• Data shown
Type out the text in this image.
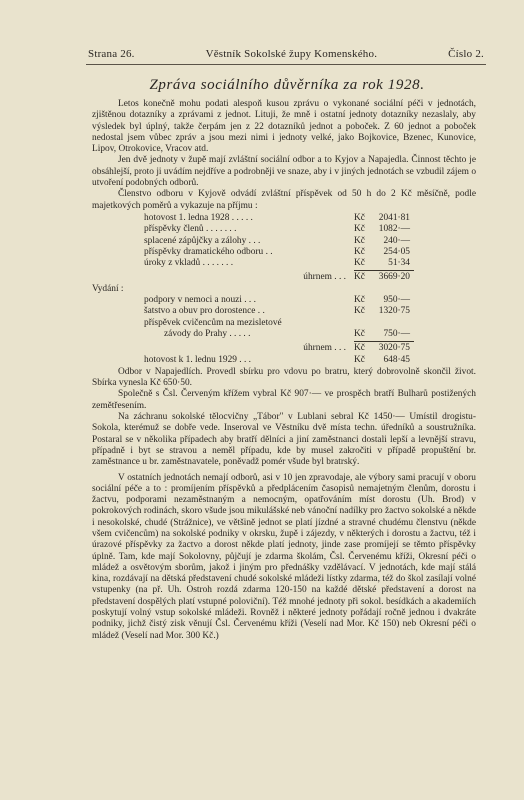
Strana 26.	Věstník Sokolské župy Komenského.	Číslo 2.
Zpráva sociálního důvěrníka za rok 1928.

Letos konečně mohu podati alespoň kusou zprávu o vykonané sociální péči v jednotách, zjištěnou dotazníky a zprávami z jednot. Lituji, že mně i ostatní jednoty dotazníky nezaslaly, aby výsledek byl úplný, takže čerpám jen z 22 dotazníků jednot a poboček. Z 60 jednot a poboček nedostal jsem vůbec zpráv a jsou mezi nimi i jednoty velké, jako Bojkovice, Bzenec, Kunovice, Lipov, Otrokovice, Vracov atd.

Jen dvě jednoty v župě mají zvláštní sociální odbor a to Kyjov a Napajedla. Činnost těchto je obsáhlejší, proto ji uvádím nejdříve a podrobněji ve snaze, aby i v jiných jednotách se vzbudil zájem o utvoření podobných odborů.

Členstvo odboru v Kyjově odvádí zvláštní příspěvek od 50 h do 2 Kč měsíčně, podle majetkových poměrů a vykazuje na příjmu :

hotovost 1. ledna 1928 . . . . .	Kč	2041·81
příspěvky členů . . . . . . .	Kč	1082·—
splacené zápůjčky a zálohy . . .	Kč	240·—
příspěvky dramatického odboru . .	Kč	254·05
úroky z vkladů . . . . . . .	Kč	51·34
úhrnem . . . Kč	3669·20
Vydání :
podpory v nemoci a nouzi . . .	Kč	950·—
šatstvo a obuv pro dorostence . .	Kč	1320·75
příspěvek cvičencům na mezisletové
závody do Prahy . . . . .	Kč	750·—
úhrnem . . . Kč	3020·75
hotovost k 1. lednu 1929 . . .	Kč	648·45

Odbor v Napajedlích. Provedl sbírku pro vdovu po bratru, který dobrovolně skončil život. Sbírka vynesla Kč 650·50.

Společně s Čsl. Červeným křížem vybral Kč 907·— ve prospěch bratří Bulharů postižených zemětřesením.

Na záchranu sokolské tělocvičny „Tábor" v Lublani sebral Kč 1450·— Umístil drogistu-Sokola, kterémuž se dobře vede. Inseroval ve Věstníku dvě místa techn. úředníků a soustružníka. Postaral se v několika případech aby bratří dělníci a jiní zaměstnanci dostali lepší a levnější stravu, případně i byt se stravou a neměl případu, kde by musel zakročiti v případě propuštění br. zaměstnance u br. zaměstnavatele, poněvadž pomér všude byl bratrský.

V ostatních jednotách nemají odborů, asi v 10 jen zpravodaje, ale výbory sami pracují v oboru sociální péče a to : promíjením příspěvků a předplácením časopisů nemajetným členům, dorostu i žactvu, podporami nezaměstnaným a nemocným, opatřováním míst dorostu (Uh. Brod) v pokrokových rodinách, skoro všude jsou mikulášské neb vánoční nadílky pro žactvo sokolské a někde i nesokolské, chudé (Strážnice), ve většině jednot se platí jízdné a stravné chudému členstvu (někde všem cvičencům) na sokolské podniky v okrsku, župě i zájezdy, v některých i dorostu a žactvu, též i úrazové příspěvky za žactvo a dorost někde platí jednoty, jinde zase promíjejí se těmto příspěvky úplně. Tam, kde mají Sokolovny, půjčují je zdarma školám, Čsl. Červenému kříži, Okresní péči o mládež a osvětovým sborům, jakož i jiným pro přednášky vzdělávací. V jednotách, kde mají stálá kina, rozdávají na dětská představení chudé sokolské mládeži lístky zdarma, též do škol zasílají volné vstupenky (na př. Uh. Ostroh rozdá zdarma 120-150 na každé dětské představení a dorost na představení dospělých platí vstupné poloviční). Též mnohé jednoty při sokol. besídkách a akademiích poskytují volný vstup sokolské mládeži. Rovněž i některé jednoty pořádají ročně jednou i dvakráte podniky, jichž čistý zisk věnují Čsl. Červenému kříži (Veselí nad Mor. Kč 150) neb Okresní péči o mládež (Veselí nad Mor. 300 Kč.)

• Aim
Set down the lines of the records above exactly, apart from the pictures.

• Complete response
Type out the text in this image.
Strana 26.	Věstník Sokolské župy Komenského.	Číslo 2.
Zpráva sociálního důvěrníka za rok 1928.

Letos konečně mohu podati alespoň kusou zprávu o vykonané sociální péči v jednotách, zjištěnou dotazníky a zprávami z jednot. Lituji, že mně i ostatní jednoty dotazníky nezaslaly, aby výsledek byl úplný, takže čerpám jen z 22 dotazníků jednot a poboček. Z 60 jednot a poboček nedostal jsem vůbec zpráv a jsou mezi nimi i jednoty velké, jako Bojkovice, Bzenec, Kunovice, Lipov, Otrokovice, Vracov atd.

Jen dvě jednoty v župě mají zvláštní sociální odbor a to Kyjov a Napajedla. Činnost těchto je obsáhlejší, proto ji uvádím nejdříve a podrobněji ve snaze, aby i v jiných jednotách se vzbudil zájem o utvoření podobných odborů.

Členstvo odboru v Kyjově odvádí zvláštní příspěvek od 50 h do 2 Kč měsíčně, podle majetkových poměrů a vykazuje na příjmu :

hotovost 1. ledna 1928 . . . . .	Kč	2041·81
příspěvky členů . . . . . . .	Kč	1082·—
splacené zápůjčky a zálohy . . .	Kč	240·—
příspěvky dramatického odboru . .	Kč	254·05
úroky z vkladů . . . . . . .	Kč	51·34
úhrnem . . . Kč	3669·20
Vydání :
podpory v nemoci a nouzi . . .	Kč	950·—
šatstvo a obuv pro dorostence . .	Kč	1320·75
příspěvek cvičencům na mezisletové
závody do Prahy . . . . .	Kč	750·—
úhrnem . . . Kč	3020·75
hotovost k 1. lednu 1929 . . .	Kč	648·45

Odbor v Napajedlích. Provedl sbírku pro vdovu po bratru, který dobrovolně skončil život. Sbírka vynesla Kč 650·50.

Společně s Čsl. Červeným křížem vybral Kč 907·— ve prospěch bratří Bulharů postižených zemětřesením.

Na záchranu sokolské tělocvičny „Tábor" v Lublani sebral Kč 1450·— Umístil drogistu-Sokola, kterémuž se dobře vede. Inseroval ve Věstníku dvě místa techn. úředníků a soustružníka. Postaral se v několika případech aby bratří dělníci a jiní zaměstnanci dostali lepší a levnější stravu, případně i byt se stravou a neměl případu, kde by musel zakročiti v případě propuštění br. zaměstnance u br. zaměstnavatele, poněvadž pomér všude byl bratrský.

V ostatních jednotách nemají odborů, asi v 10 jen zpravodaje, ale výbory sami pracují v oboru sociální péče a to : promíjením příspěvků a předplácením časopisů nemajetným členům, dorostu i žactvu, podporami nezaměstnaným a nemocným, opatřováním míst dorostu (Uh. Brod) v pokrokových rodinách, skoro všude jsou mikulášské neb vánoční nadílky pro žactvo sokolské a někde i nesokolské, chudé (Strážnice), ve většině jednot se platí jízdné a stravné chudému členstvu (někde všem cvičencům) na sokolské podniky v okrsku, župě i zájezdy, v některých i dorostu a žactvu, též i úrazové příspěvky za žactvo a dorost někde platí jednoty, jinde zase promíjejí se těmto příspěvky úplně. Tam, kde mají Sokolovny, půjčují je zdarma školám, Čsl. Červenému kříži, Okresní péči o mládež a osvětovým sborům, jakož i jiným pro přednášky vzdělávací. V jednotách, kde mají stálá kina, rozdávají na dětská představení chudé sokolské mládeži lístky zdarma, též do škol zasílají volné vstupenky (na př. Uh. Ostroh rozdá zdarma 120-150 na každé dětské představení a dorost na představení dospělých platí vstupné poloviční). Též mnohé jednoty při sokol. besídkách a akademiích poskytují volný vstup sokolské mládeži. Rovněž i některé jednoty pořádají ročně jednou i dvakráte podniky, jichž čistý zisk věnují Čsl. Červenému kříži (Veselí nad Mor. Kč 150) neb Okresní péči o mládež (Veselí nad Mor. 300 Kč.)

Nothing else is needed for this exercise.